SELECTED PASSAGE |

Note: There was some disagreement over whether this article should have a "Skills and abilities" section, since no skills are outright stated. I could talk about how Valorum was unable to manage the bureaucracy and reign in corruption, and that Palpatine politically outmaneuvered Valorum—resulting in Palpatine's eventual tyrannical reign. If those who review this page think it should be added, I will be happy to add it. - Brandon Rhea(talk) 04:38, September 15, 2014 (UTC)


Gorman Vandrayk

  • Nominated by: IFYLOFD (Enter the Floydome) 06:24, December 5, 2014 (UTC)
  • Nomination comments: Come on my friends, let's make for the hills. They say there's gold but I'm looking for thrills.

(1 Inqs/2 Users/3 Total)

Support

  1. Very well written.AV-6R7User talk:AV-6R7 12:43, December 5, 2014 (UTC)
  2. 501st dogma(talk) 16:42, January 11, 2015 (UTC)
  3. Inqvote Sir Cavalier of OneFarStar(Squadron channel) 21:22, March 24, 2015 (UTC)

Object

501st
  • Bio and intro don't mention his gender outright.

STATED PROBLEM |
According to the nomination discussion, who nominated Gorman Vandrayk? Rely solely on the nomination discussion, not on the records.

SUPPLIED RECORDS |
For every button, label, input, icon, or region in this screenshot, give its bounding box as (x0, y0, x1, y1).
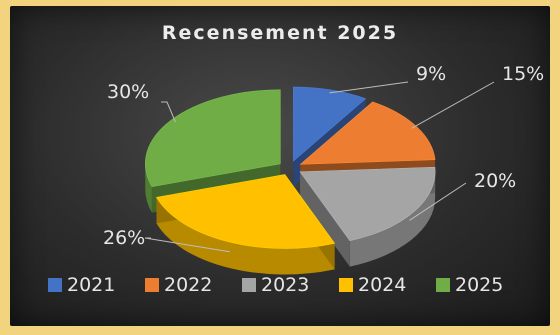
slice-2024 (156, 174, 336, 275)
leader-line-2024 (144, 237, 230, 253)
data-label-2024: 26% (103, 227, 145, 249)
legend-swatch (145, 278, 159, 292)
slice-2023 (299, 166, 436, 267)
legend-item-2024: 2024 (339, 274, 406, 296)
leader-line-2021 (329, 81, 409, 94)
slice-side-wall (156, 197, 335, 275)
data-label-2022: 15% (502, 63, 544, 85)
legend-swatch (339, 278, 353, 292)
legend-label: 2024 (358, 274, 406, 296)
legend-label: 2023 (261, 274, 309, 296)
leader-line-2022 (411, 81, 495, 129)
legend-swatch (436, 278, 450, 292)
legend-swatch (242, 278, 256, 292)
slice-top (293, 86, 367, 162)
slice-cut-face (300, 171, 350, 267)
legend-label: 2022 (164, 274, 212, 296)
data-label-2023: 20% (474, 170, 516, 192)
data-labels: 9% 15% 20% 26% 30% (103, 63, 544, 249)
legend-label: 2025 (455, 274, 503, 296)
leader-line-2023 (409, 182, 467, 221)
legend: 2021 2022 2023 2024 2025 (48, 274, 503, 296)
leader-line-2025 (161, 101, 176, 123)
data-label-2025: 30% (107, 81, 149, 103)
slice-top (156, 174, 336, 249)
leader-lines (144, 81, 495, 253)
legend-item-2025: 2025 (436, 274, 503, 296)
legend-item-2023: 2023 (242, 274, 309, 296)
data-label-2021: 9% (416, 63, 446, 85)
legend-label: 2021 (67, 274, 115, 296)
chart-title: Recensement 2025 (162, 22, 398, 44)
slice-top (145, 89, 281, 187)
legend-item-2021: 2021 (48, 274, 115, 296)
pie-slices (145, 86, 436, 275)
legend-swatch (48, 278, 62, 292)
legend-item-2022: 2022 (145, 274, 212, 296)
slice-top (299, 101, 436, 165)
slice-side-wall (349, 171, 436, 267)
slice-top (299, 166, 436, 241)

FULL ANSWER |
IFYLOFD